■ Written exercise
Begin at the line in the listing below that has "- time-axis-label: 18: [287, 590, 299, 602]" and stop after the one that has "- price-axis-label: 2060.00: [968, 433, 1005, 445]". Write those lines out again with "time-axis-label" swapped for "date-axis-label" and everything else left as it is.

■ Supplied data

↓

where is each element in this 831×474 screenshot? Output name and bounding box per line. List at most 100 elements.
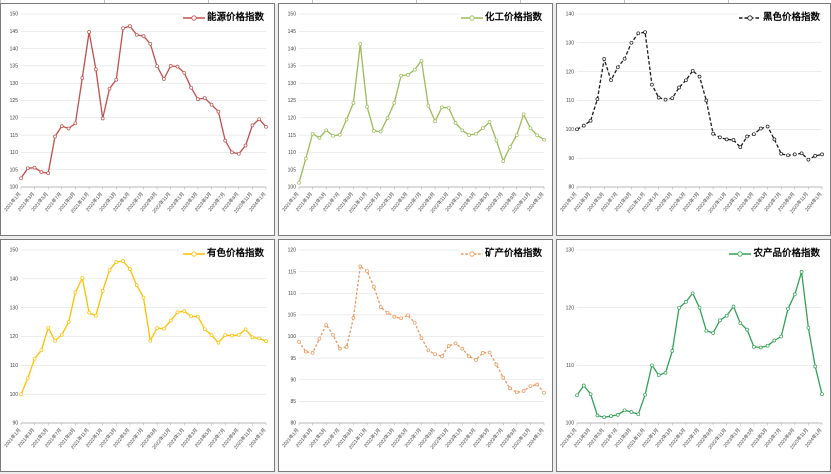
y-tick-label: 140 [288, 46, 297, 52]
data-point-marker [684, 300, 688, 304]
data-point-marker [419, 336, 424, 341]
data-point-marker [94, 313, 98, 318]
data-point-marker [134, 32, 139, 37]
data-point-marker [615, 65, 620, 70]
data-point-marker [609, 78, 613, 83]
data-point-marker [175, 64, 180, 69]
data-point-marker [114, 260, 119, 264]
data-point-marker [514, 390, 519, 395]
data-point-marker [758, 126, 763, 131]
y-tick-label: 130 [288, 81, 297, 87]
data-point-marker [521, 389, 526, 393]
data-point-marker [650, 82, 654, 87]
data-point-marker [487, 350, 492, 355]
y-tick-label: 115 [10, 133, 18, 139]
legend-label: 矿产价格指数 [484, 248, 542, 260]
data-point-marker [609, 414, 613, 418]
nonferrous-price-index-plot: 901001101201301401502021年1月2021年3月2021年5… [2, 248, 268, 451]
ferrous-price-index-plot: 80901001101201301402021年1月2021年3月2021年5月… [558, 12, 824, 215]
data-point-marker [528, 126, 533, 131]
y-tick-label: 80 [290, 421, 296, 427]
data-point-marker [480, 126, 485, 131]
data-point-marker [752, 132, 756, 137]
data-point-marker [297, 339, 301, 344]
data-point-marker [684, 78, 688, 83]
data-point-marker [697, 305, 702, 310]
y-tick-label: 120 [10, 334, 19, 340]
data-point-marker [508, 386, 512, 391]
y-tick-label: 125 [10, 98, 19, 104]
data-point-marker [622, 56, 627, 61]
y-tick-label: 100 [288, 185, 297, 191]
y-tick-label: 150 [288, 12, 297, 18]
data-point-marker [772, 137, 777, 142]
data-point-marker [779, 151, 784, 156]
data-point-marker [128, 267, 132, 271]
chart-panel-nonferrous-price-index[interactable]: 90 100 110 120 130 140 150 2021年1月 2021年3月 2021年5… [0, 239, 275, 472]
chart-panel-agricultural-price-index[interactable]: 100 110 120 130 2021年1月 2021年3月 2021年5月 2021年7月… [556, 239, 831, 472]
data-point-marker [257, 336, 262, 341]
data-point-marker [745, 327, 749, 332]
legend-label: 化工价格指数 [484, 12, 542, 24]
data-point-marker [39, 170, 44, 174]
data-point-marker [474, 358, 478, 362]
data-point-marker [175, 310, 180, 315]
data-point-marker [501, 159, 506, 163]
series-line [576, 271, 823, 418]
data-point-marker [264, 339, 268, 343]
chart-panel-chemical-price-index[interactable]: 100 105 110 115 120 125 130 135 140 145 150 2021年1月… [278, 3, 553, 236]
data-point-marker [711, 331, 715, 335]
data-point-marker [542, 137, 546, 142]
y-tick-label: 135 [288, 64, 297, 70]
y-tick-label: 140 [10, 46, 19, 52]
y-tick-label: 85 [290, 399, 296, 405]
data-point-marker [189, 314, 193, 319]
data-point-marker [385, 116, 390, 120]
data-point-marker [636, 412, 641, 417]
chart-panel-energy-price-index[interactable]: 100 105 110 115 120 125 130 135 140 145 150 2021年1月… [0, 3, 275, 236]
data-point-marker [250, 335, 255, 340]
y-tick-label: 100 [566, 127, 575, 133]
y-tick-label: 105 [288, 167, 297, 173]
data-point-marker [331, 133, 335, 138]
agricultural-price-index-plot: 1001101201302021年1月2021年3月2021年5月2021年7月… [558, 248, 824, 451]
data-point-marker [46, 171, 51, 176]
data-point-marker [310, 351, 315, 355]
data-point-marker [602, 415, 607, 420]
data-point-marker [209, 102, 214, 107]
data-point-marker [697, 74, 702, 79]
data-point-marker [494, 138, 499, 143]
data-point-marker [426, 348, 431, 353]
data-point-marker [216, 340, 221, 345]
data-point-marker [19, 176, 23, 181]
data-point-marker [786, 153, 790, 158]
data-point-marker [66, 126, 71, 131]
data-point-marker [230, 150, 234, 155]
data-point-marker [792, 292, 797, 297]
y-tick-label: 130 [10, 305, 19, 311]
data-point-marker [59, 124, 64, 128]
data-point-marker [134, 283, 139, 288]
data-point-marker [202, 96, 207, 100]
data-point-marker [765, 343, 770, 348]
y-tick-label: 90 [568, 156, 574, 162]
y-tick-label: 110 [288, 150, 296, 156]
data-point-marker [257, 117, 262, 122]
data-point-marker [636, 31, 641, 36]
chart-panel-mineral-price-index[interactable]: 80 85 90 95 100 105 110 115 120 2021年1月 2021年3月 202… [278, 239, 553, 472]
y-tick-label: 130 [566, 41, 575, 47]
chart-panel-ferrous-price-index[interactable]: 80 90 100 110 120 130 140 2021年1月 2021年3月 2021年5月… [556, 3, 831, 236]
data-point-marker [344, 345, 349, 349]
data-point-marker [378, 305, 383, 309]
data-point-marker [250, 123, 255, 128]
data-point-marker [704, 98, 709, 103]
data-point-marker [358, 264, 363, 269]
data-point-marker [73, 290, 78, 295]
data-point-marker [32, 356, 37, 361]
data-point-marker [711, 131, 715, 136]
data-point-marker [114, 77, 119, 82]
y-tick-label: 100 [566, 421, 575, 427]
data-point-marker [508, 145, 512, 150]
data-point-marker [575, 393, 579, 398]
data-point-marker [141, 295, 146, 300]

↑
↓

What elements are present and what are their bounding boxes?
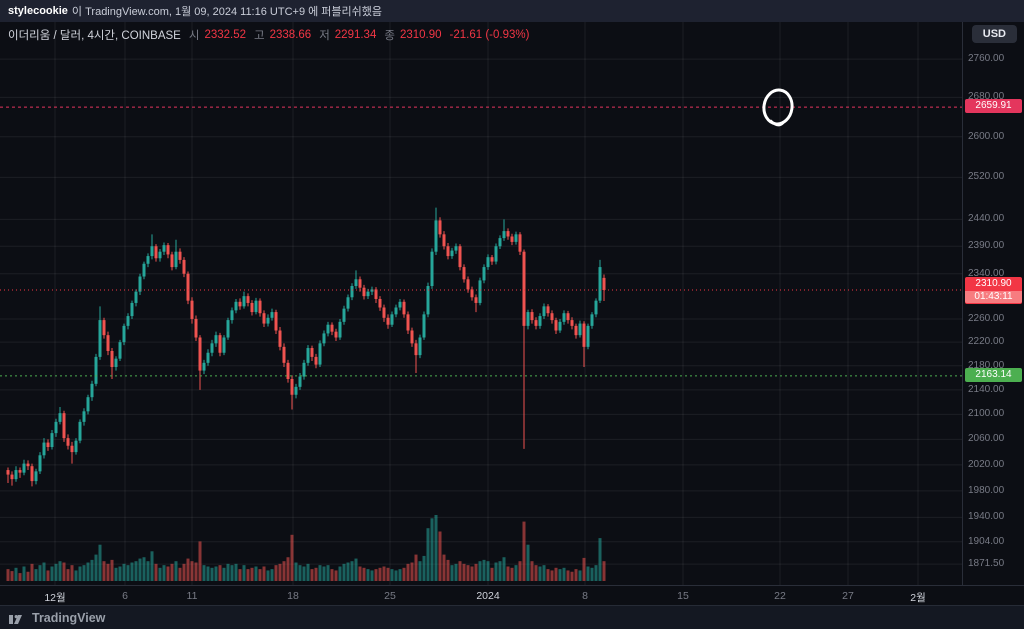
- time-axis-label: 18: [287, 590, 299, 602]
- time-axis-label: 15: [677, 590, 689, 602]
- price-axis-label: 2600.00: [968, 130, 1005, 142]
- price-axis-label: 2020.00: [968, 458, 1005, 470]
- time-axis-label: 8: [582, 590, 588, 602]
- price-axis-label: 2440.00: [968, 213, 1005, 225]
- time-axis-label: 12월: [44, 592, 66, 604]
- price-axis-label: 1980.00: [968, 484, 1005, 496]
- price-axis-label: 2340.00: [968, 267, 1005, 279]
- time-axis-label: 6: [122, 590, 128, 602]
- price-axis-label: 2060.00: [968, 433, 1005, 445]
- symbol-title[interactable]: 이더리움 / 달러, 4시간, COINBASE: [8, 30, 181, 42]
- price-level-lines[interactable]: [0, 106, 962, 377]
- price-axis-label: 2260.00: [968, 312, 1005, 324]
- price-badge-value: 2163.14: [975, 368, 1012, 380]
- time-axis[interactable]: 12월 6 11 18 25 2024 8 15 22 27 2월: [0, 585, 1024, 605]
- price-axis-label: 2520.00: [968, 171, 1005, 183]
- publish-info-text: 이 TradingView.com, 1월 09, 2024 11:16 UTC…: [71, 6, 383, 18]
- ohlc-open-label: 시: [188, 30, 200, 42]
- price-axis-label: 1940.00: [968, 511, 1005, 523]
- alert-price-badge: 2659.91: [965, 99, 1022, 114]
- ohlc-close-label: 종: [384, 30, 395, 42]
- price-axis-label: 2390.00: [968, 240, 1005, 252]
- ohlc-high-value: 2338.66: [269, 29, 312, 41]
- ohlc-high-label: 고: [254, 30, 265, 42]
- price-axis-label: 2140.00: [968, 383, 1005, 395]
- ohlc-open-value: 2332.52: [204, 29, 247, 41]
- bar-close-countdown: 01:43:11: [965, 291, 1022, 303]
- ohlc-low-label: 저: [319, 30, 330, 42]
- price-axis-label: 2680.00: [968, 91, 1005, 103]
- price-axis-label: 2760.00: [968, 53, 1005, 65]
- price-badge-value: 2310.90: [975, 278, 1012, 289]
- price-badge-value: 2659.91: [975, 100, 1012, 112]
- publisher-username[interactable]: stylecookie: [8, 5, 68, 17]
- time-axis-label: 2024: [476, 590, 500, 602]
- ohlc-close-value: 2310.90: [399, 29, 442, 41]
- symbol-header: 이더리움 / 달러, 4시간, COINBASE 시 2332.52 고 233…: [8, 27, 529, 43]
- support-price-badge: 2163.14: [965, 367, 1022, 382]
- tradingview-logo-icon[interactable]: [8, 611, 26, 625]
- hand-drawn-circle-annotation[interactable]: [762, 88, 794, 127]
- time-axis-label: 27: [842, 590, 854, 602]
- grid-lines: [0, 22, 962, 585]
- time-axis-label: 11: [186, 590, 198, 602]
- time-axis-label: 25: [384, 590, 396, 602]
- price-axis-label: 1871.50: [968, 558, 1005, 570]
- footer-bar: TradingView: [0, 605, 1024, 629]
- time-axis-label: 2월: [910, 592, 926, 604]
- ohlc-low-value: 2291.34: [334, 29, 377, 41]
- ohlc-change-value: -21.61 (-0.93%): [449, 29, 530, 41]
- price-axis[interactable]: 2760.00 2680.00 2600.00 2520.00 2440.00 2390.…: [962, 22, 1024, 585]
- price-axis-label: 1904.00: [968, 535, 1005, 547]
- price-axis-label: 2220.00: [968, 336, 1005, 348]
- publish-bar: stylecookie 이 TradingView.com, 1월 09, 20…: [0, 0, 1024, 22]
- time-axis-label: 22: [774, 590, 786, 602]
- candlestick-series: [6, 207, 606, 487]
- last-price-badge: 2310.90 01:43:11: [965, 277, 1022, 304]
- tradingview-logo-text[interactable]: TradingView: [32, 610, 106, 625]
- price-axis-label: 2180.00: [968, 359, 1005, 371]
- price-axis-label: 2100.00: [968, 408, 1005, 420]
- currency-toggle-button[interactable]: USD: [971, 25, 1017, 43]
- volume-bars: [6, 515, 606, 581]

↑

■ Result of this exercise
- date-axis-label: 18: [287, 590, 299, 602]
- date-axis-label: 15: [677, 590, 689, 602]
- price-axis-label: 2600.00: [968, 130, 1005, 142]
- price-axis-label: 2020.00: [968, 458, 1005, 470]
- date-axis-label: 8: [582, 590, 588, 602]
- price-axis-label: 2440.00: [968, 213, 1005, 225]
- date-axis-label: 12월: [44, 592, 66, 604]
- price-axis-label: 1980.00: [968, 484, 1005, 496]
- price-axis-label: 2340.00: [968, 267, 1005, 279]
- date-axis-label: 6: [122, 590, 128, 602]
- price-axis-label: 2060.00: [968, 433, 1005, 445]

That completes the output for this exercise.